— Start of Extracted material —

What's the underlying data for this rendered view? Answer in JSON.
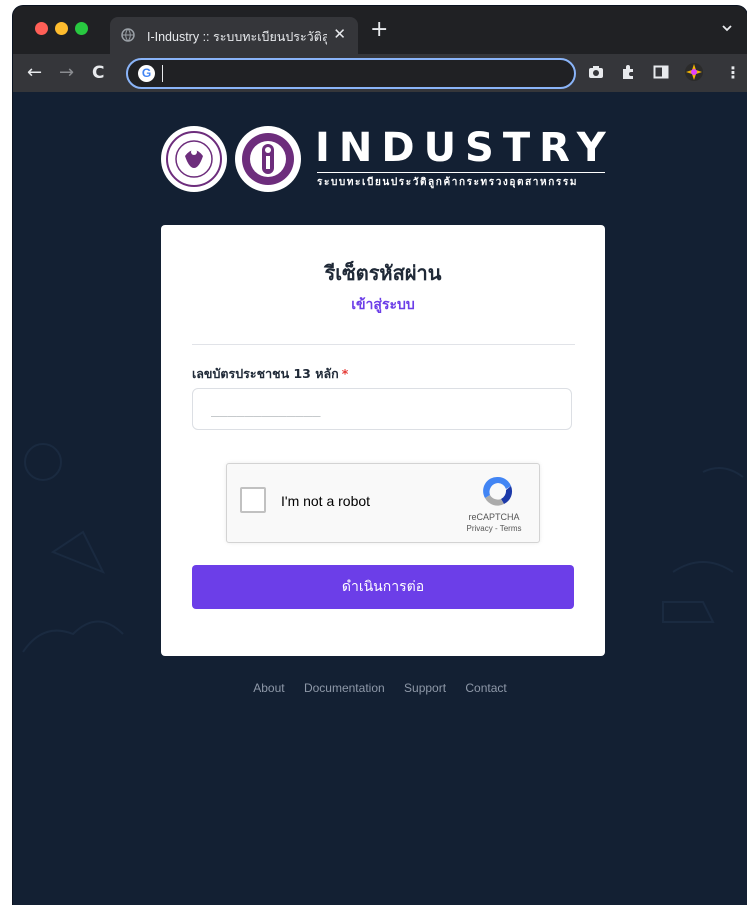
{
  "browser": {
    "tab_title": "I-Industry :: ระบบทะเบียนประวัติลู",
    "tab_close": "✕",
    "new_tab": "+",
    "address_value": ""
  },
  "brand": {
    "title": "INDUSTRY",
    "subtitle": "ระบบทะเบียนประวัติลูกค้ากระทรวงอุตสาหกรรม"
  },
  "card": {
    "title": "รีเซ็ตรหัสผ่าน",
    "login_link": "เข้าสู่ระบบ",
    "id_label": "เลขบัตรประชาชน 13 หลัก",
    "required_mark": "*",
    "id_placeholder": "_____________",
    "id_value": "",
    "submit_label": "ดำเนินการต่อ"
  },
  "recaptcha": {
    "label": "I'm not a robot",
    "brand": "reCAPTCHA",
    "links": "Privacy - Terms"
  },
  "footer": {
    "links": [
      "About",
      "Documentation",
      "Support",
      "Contact"
    ]
  },
  "colors": {
    "page_bg": "#132033",
    "accent": "#6c3ee8",
    "card_bg": "#ffffff",
    "required": "#e53935"
  }
}
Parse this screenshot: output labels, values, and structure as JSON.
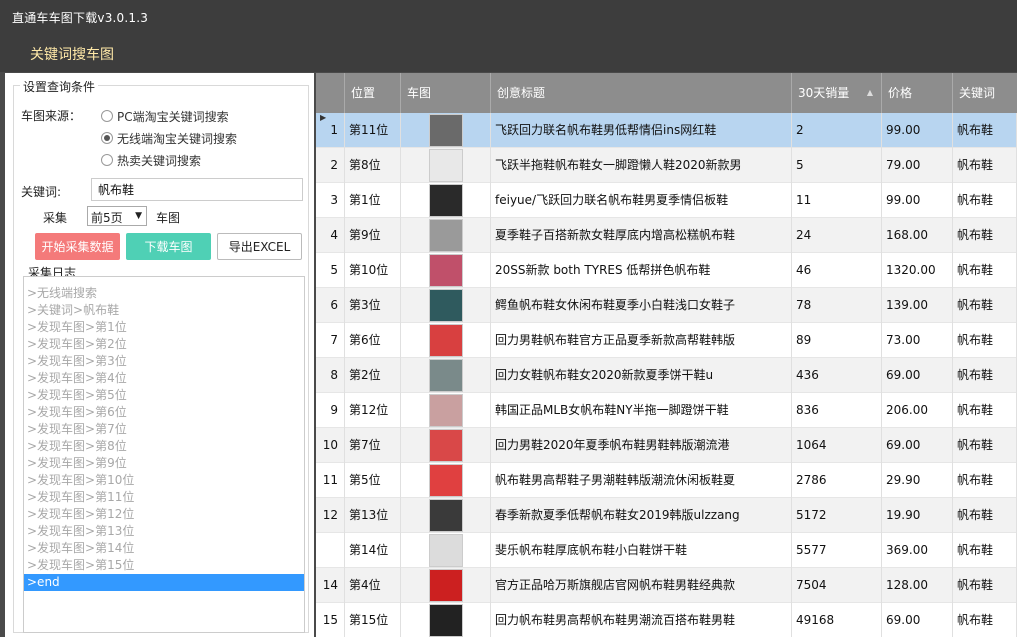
{
  "window": {
    "title": "直通车车图下载v3.0.1.3"
  },
  "section_title": "关键词搜车图",
  "conditions": {
    "legend": "设置查询条件",
    "source_label": "车图来源：",
    "sources": [
      {
        "label": "PC端淘宝关键词搜索",
        "selected": false
      },
      {
        "label": "无线端淘宝关键词搜索",
        "selected": true
      },
      {
        "label": "热卖关键词搜索",
        "selected": false
      }
    ],
    "keyword_label": "关键词:",
    "keyword_value": "帆布鞋",
    "collect_label": "采集",
    "pages_value": "前5页",
    "collect_suffix": "车图",
    "buttons": {
      "start": "开始采集数据",
      "download": "下载车图",
      "export": "导出EXCEL"
    }
  },
  "log": {
    "legend": "采集日志",
    "lines": [
      ">无线端搜索",
      ">关键词>帆布鞋",
      ">发现车图>第1位",
      ">发现车图>第2位",
      ">发现车图>第3位",
      ">发现车图>第4位",
      ">发现车图>第5位",
      ">发现车图>第6位",
      ">发现车图>第7位",
      ">发现车图>第8位",
      ">发现车图>第9位",
      ">发现车图>第10位",
      ">发现车图>第11位",
      ">发现车图>第12位",
      ">发现车图>第13位",
      ">发现车图>第14位",
      ">发现车图>第15位",
      ">end"
    ]
  },
  "table": {
    "columns": [
      "位置",
      "车图",
      "创意标题",
      "30天销量",
      "价格",
      "关键词"
    ],
    "sort_icon": "sort-up-icon",
    "rows": [
      {
        "idx": "1",
        "pos": "第11位",
        "title": "飞跃回力联名帆布鞋男低帮情侣ins网红鞋",
        "sales": "2",
        "price": "99.00",
        "kw": "帆布鞋",
        "thumb": "#6a6a6a"
      },
      {
        "idx": "2",
        "pos": "第8位",
        "title": "飞跃半拖鞋帆布鞋女一脚蹬懒人鞋2020新款男",
        "sales": "5",
        "price": "79.00",
        "kw": "帆布鞋",
        "thumb": "#e8e8e8"
      },
      {
        "idx": "3",
        "pos": "第1位",
        "title": "feiyue/飞跃回力联名帆布鞋男夏季情侣板鞋",
        "sales": "11",
        "price": "99.00",
        "kw": "帆布鞋",
        "thumb": "#2a2a2a"
      },
      {
        "idx": "4",
        "pos": "第9位",
        "title": "夏季鞋子百搭新款女鞋厚底内增高松糕帆布鞋",
        "sales": "24",
        "price": "168.00",
        "kw": "帆布鞋",
        "thumb": "#9a9a9a"
      },
      {
        "idx": "5",
        "pos": "第10位",
        "title": "20SS新款 both TYRES 低帮拼色帆布鞋",
        "sales": "46",
        "price": "1320.00",
        "kw": "帆布鞋",
        "thumb": "#c0506a"
      },
      {
        "idx": "6",
        "pos": "第3位",
        "title": "鳄鱼帆布鞋女休闲布鞋夏季小白鞋浅口女鞋子",
        "sales": "78",
        "price": "139.00",
        "kw": "帆布鞋",
        "thumb": "#2f5a5e"
      },
      {
        "idx": "7",
        "pos": "第6位",
        "title": "回力男鞋帆布鞋官方正品夏季新款高帮鞋韩版",
        "sales": "89",
        "price": "73.00",
        "kw": "帆布鞋",
        "thumb": "#d84040"
      },
      {
        "idx": "8",
        "pos": "第2位",
        "title": "回力女鞋帆布鞋女2020新款夏季饼干鞋u",
        "sales": "436",
        "price": "69.00",
        "kw": "帆布鞋",
        "thumb": "#7a8a8a"
      },
      {
        "idx": "9",
        "pos": "第12位",
        "title": "韩国正品MLB女帆布鞋NY半拖一脚蹬饼干鞋",
        "sales": "836",
        "price": "206.00",
        "kw": "帆布鞋",
        "thumb": "#c9a0a0"
      },
      {
        "idx": "10",
        "pos": "第7位",
        "title": "回力男鞋2020年夏季帆布鞋男鞋韩版潮流港",
        "sales": "1064",
        "price": "69.00",
        "kw": "帆布鞋",
        "thumb": "#d94848"
      },
      {
        "idx": "11",
        "pos": "第5位",
        "title": "帆布鞋男高帮鞋子男潮鞋韩版潮流休闲板鞋夏",
        "sales": "2786",
        "price": "29.90",
        "kw": "帆布鞋",
        "thumb": "#e04040"
      },
      {
        "idx": "12",
        "pos": "第13位",
        "title": "春季新款夏季低帮帆布鞋女2019韩版ulzzang",
        "sales": "5172",
        "price": "19.90",
        "kw": "帆布鞋",
        "thumb": "#3a3a3a"
      },
      {
        "idx": "",
        "pos": "第14位",
        "title": "斐乐帆布鞋厚底帆布鞋小白鞋饼干鞋",
        "sales": "5577",
        "price": "369.00",
        "kw": "帆布鞋",
        "thumb": "#dcdcdc"
      },
      {
        "idx": "14",
        "pos": "第4位",
        "title": "官方正品哈万斯旗舰店官网帆布鞋男鞋经典款",
        "sales": "7504",
        "price": "128.00",
        "kw": "帆布鞋",
        "thumb": "#cc2020"
      },
      {
        "idx": "15",
        "pos": "第15位",
        "title": "回力帆布鞋男高帮帆布鞋男潮流百搭布鞋男鞋",
        "sales": "49168",
        "price": "69.00",
        "kw": "帆布鞋",
        "thumb": "#222222"
      }
    ]
  }
}
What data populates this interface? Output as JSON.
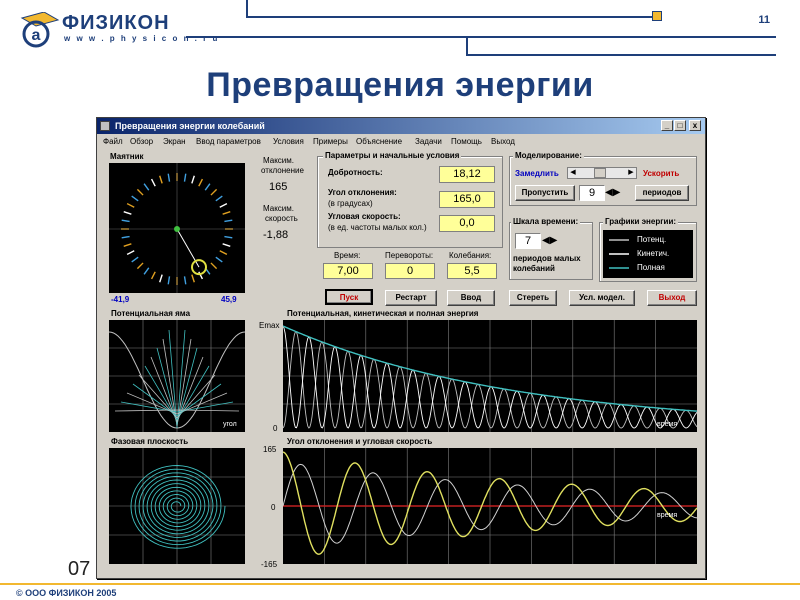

— End of Extracted material —

What to produce >>
Copy the data character for character, but drop all pictures from the copy.

Answer to the exercise >>
What's the underlying data for this rendered view? Answer in JSON.
{
  "browser": {
    "tab_title": "I-Industry :: ระบบทะเบียนประวัติลู",
    "tab_close": "✕",
    "new_tab": "+",
    "address_value": ""
  },
  "brand": {
    "title": "INDUSTRY",
    "subtitle": "ระบบทะเบียนประวัติลูกค้ากระทรวงอุตสาหกรรม"
  },
  "card": {
    "title": "รีเซ็ตรหัสผ่าน",
    "login_link": "เข้าสู่ระบบ",
    "id_label": "เลขบัตรประชาชน 13 หลัก",
    "required_mark": "*",
    "id_placeholder": "_____________",
    "id_value": "",
    "submit_label": "ดำเนินการต่อ"
  },
  "recaptcha": {
    "label": "I'm not a robot",
    "brand": "reCAPTCHA",
    "links": "Privacy - Terms"
  },
  "footer": {
    "links": [
      "About",
      "Documentation",
      "Support",
      "Contact"
    ]
  },
  "colors": {
    "page_bg": "#132033",
    "accent": "#6c3ee8",
    "card_bg": "#ffffff",
    "required": "#e53935"
  }
}
Parse this screenshot: output labels, values, and structure as JSON.
{
  "window": {
    "title": "直通车车图下载v3.0.1.3"
  },
  "section_title": "关键词搜车图",
  "conditions": {
    "legend": "设置查询条件",
    "source_label": "车图来源：",
    "sources": [
      {
        "label": "PC端淘宝关键词搜索",
        "selected": false
      },
      {
        "label": "无线端淘宝关键词搜索",
        "selected": true
      },
      {
        "label": "热卖关键词搜索",
        "selected": false
      }
    ],
    "keyword_label": "关键词:",
    "keyword_value": "帆布鞋",
    "collect_label": "采集",
    "pages_value": "前5页",
    "collect_suffix": "车图",
    "buttons": {
      "start": "开始采集数据",
      "download": "下载车图",
      "export": "导出EXCEL"
    }
  },
  "log": {
    "legend": "采集日志",
    "lines": [
      ">无线端搜索",
      ">关键词>帆布鞋",
      ">发现车图>第1位",
      ">发现车图>第2位",
      ">发现车图>第3位",
      ">发现车图>第4位",
      ">发现车图>第5位",
      ">发现车图>第6位",
      ">发现车图>第7位",
      ">发现车图>第8位",
      ">发现车图>第9位",
      ">发现车图>第10位",
      ">发现车图>第11位",
      ">发现车图>第12位",
      ">发现车图>第13位",
      ">发现车图>第14位",
      ">发现车图>第15位",
      ">end"
    ]
  },
  "table": {
    "columns": [
      "位置",
      "车图",
      "创意标题",
      "30天销量",
      "价格",
      "关键词"
    ],
    "sort_icon": "sort-up-icon",
    "rows": [
      {
        "idx": "1",
        "pos": "第11位",
        "title": "飞跃回力联名帆布鞋男低帮情侣ins网红鞋",
        "sales": "2",
        "price": "99.00",
        "kw": "帆布鞋",
        "thumb": "#6a6a6a"
      },
      {
        "idx": "2",
        "pos": "第8位",
        "title": "飞跃半拖鞋帆布鞋女一脚蹬懒人鞋2020新款男",
        "sales": "5",
        "price": "79.00",
        "kw": "帆布鞋",
        "thumb": "#e8e8e8"
      },
      {
        "idx": "3",
        "pos": "第1位",
        "title": "feiyue/飞跃回力联名帆布鞋男夏季情侣板鞋",
        "sales": "11",
        "price": "99.00",
        "kw": "帆布鞋",
        "thumb": "#2a2a2a"
      },
      {
        "idx": "4",
        "pos": "第9位",
        "title": "夏季鞋子百搭新款女鞋厚底内增高松糕帆布鞋",
        "sales": "24",
        "price": "168.00",
        "kw": "帆布鞋",
        "thumb": "#9a9a9a"
      },
      {
        "idx": "5",
        "pos": "第10位",
        "title": "20SS新款 both TYRES 低帮拼色帆布鞋",
        "sales": "46",
        "price": "1320.00",
        "kw": "帆布鞋",
        "thumb": "#c0506a"
      },
      {
        "idx": "6",
        "pos": "第3位",
        "title": "鳄鱼帆布鞋女休闲布鞋夏季小白鞋浅口女鞋子",
        "sales": "78",
        "price": "139.00",
        "kw": "帆布鞋",
        "thumb": "#2f5a5e"
      },
      {
        "idx": "7",
        "pos": "第6位",
        "title": "回力男鞋帆布鞋官方正品夏季新款高帮鞋韩版",
        "sales": "89",
        "price": "73.00",
        "kw": "帆布鞋",
        "thumb": "#d84040"
      },
      {
        "idx": "8",
        "pos": "第2位",
        "title": "回力女鞋帆布鞋女2020新款夏季饼干鞋u",
        "sales": "436",
        "price": "69.00",
        "kw": "帆布鞋",
        "thumb": "#7a8a8a"
      },
      {
        "idx": "9",
        "pos": "第12位",
        "title": "韩国正品MLB女帆布鞋NY半拖一脚蹬饼干鞋",
        "sales": "836",
        "price": "206.00",
        "kw": "帆布鞋",
        "thumb": "#c9a0a0"
      },
      {
        "idx": "10",
        "pos": "第7位",
        "title": "回力男鞋2020年夏季帆布鞋男鞋韩版潮流港",
        "sales": "1064",
        "price": "69.00",
        "kw": "帆布鞋",
        "thumb": "#d94848"
      },
      {
        "idx": "11",
        "pos": "第5位",
        "title": "帆布鞋男高帮鞋子男潮鞋韩版潮流休闲板鞋夏",
        "sales": "2786",
        "price": "29.90",
        "kw": "帆布鞋",
        "thumb": "#e04040"
      },
      {
        "idx": "12",
        "pos": "第13位",
        "title": "春季新款夏季低帮帆布鞋女2019韩版ulzzang",
        "sales": "5172",
        "price": "19.90",
        "kw": "帆布鞋",
        "thumb": "#3a3a3a"
      },
      {
        "idx": "",
        "pos": "第14位",
        "title": "斐乐帆布鞋厚底帆布鞋小白鞋饼干鞋",
        "sales": "5577",
        "price": "369.00",
        "kw": "帆布鞋",
        "thumb": "#dcdcdc"
      },
      {
        "idx": "14",
        "pos": "第4位",
        "title": "官方正品哈万斯旗舰店官网帆布鞋男鞋经典款",
        "sales": "7504",
        "price": "128.00",
        "kw": "帆布鞋",
        "thumb": "#cc2020"
      },
      {
        "idx": "15",
        "pos": "第15位",
        "title": "回力帆布鞋男高帮帆布鞋男潮流百搭布鞋男鞋",
        "sales": "49168",
        "price": "69.00",
        "kw": "帆布鞋",
        "thumb": "#222222"
      }
    ]
  }
}
What data populates this interface? Output as JSON.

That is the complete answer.